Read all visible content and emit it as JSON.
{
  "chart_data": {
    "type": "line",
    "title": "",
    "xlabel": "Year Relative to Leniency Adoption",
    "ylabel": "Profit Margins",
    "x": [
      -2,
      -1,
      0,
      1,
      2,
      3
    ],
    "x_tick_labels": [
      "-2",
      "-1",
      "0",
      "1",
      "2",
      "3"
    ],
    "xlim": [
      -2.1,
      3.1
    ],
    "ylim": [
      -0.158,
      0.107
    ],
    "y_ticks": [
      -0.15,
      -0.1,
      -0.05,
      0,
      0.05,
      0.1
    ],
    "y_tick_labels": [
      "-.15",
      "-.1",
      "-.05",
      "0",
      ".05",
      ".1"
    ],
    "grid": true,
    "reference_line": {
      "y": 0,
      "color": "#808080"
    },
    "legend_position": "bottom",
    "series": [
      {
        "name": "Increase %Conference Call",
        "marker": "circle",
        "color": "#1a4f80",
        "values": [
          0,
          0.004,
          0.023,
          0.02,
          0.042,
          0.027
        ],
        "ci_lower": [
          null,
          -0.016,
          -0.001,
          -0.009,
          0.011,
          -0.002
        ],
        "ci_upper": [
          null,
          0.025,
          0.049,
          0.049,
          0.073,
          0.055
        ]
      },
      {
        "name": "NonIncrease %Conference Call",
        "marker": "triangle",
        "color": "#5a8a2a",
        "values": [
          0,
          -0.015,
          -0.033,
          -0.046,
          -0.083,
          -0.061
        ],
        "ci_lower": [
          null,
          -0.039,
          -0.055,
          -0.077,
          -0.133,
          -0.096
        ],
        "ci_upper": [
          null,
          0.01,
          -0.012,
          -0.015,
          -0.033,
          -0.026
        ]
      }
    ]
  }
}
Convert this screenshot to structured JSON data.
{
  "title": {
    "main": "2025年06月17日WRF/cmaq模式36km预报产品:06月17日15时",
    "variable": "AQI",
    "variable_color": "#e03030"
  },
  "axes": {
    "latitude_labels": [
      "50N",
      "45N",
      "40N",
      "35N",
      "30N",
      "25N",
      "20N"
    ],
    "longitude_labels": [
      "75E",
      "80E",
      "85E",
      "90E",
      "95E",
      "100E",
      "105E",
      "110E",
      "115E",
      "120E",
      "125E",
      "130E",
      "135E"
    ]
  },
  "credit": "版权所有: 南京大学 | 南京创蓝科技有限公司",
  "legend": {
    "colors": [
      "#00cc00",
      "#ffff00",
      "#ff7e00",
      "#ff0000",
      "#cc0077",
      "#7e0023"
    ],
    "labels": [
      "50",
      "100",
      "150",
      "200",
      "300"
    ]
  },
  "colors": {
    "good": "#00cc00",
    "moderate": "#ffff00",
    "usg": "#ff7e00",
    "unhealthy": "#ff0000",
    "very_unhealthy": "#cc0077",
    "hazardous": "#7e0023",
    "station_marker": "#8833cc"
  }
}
:::::
PROBLEM DESCRIPTION
Set down only these lines, exactly: the line containing "Convert this screenshot" and each line after it, through the end of the listing.

TASK ANSWER
Convert this screenshot to structured JSON data.
{
  "title": {
    "main": "2025年06月17日WRF/cmaq模式36km预报产品:06月17日15时",
    "variable": "AQI",
    "variable_color": "#e03030"
  },
  "axes": {
    "latitude_labels": [
      "50N",
      "45N",
      "40N",
      "35N",
      "30N",
      "25N",
      "20N"
    ],
    "longitude_labels": [
      "75E",
      "80E",
      "85E",
      "90E",
      "95E",
      "100E",
      "105E",
      "110E",
      "115E",
      "120E",
      "125E",
      "130E",
      "135E"
    ]
  },
  "credit": "版权所有: 南京大学 | 南京创蓝科技有限公司",
  "legend": {
    "colors": [
      "#00cc00",
      "#ffff00",
      "#ff7e00",
      "#ff0000",
      "#cc0077",
      "#7e0023"
    ],
    "labels": [
      "50",
      "100",
      "150",
      "200",
      "300"
    ]
  },
  "colors": {
    "good": "#00cc00",
    "moderate": "#ffff00",
    "usg": "#ff7e00",
    "unhealthy": "#ff0000",
    "very_unhealthy": "#cc0077",
    "hazardous": "#7e0023",
    "station_marker": "#8833cc"
  }
}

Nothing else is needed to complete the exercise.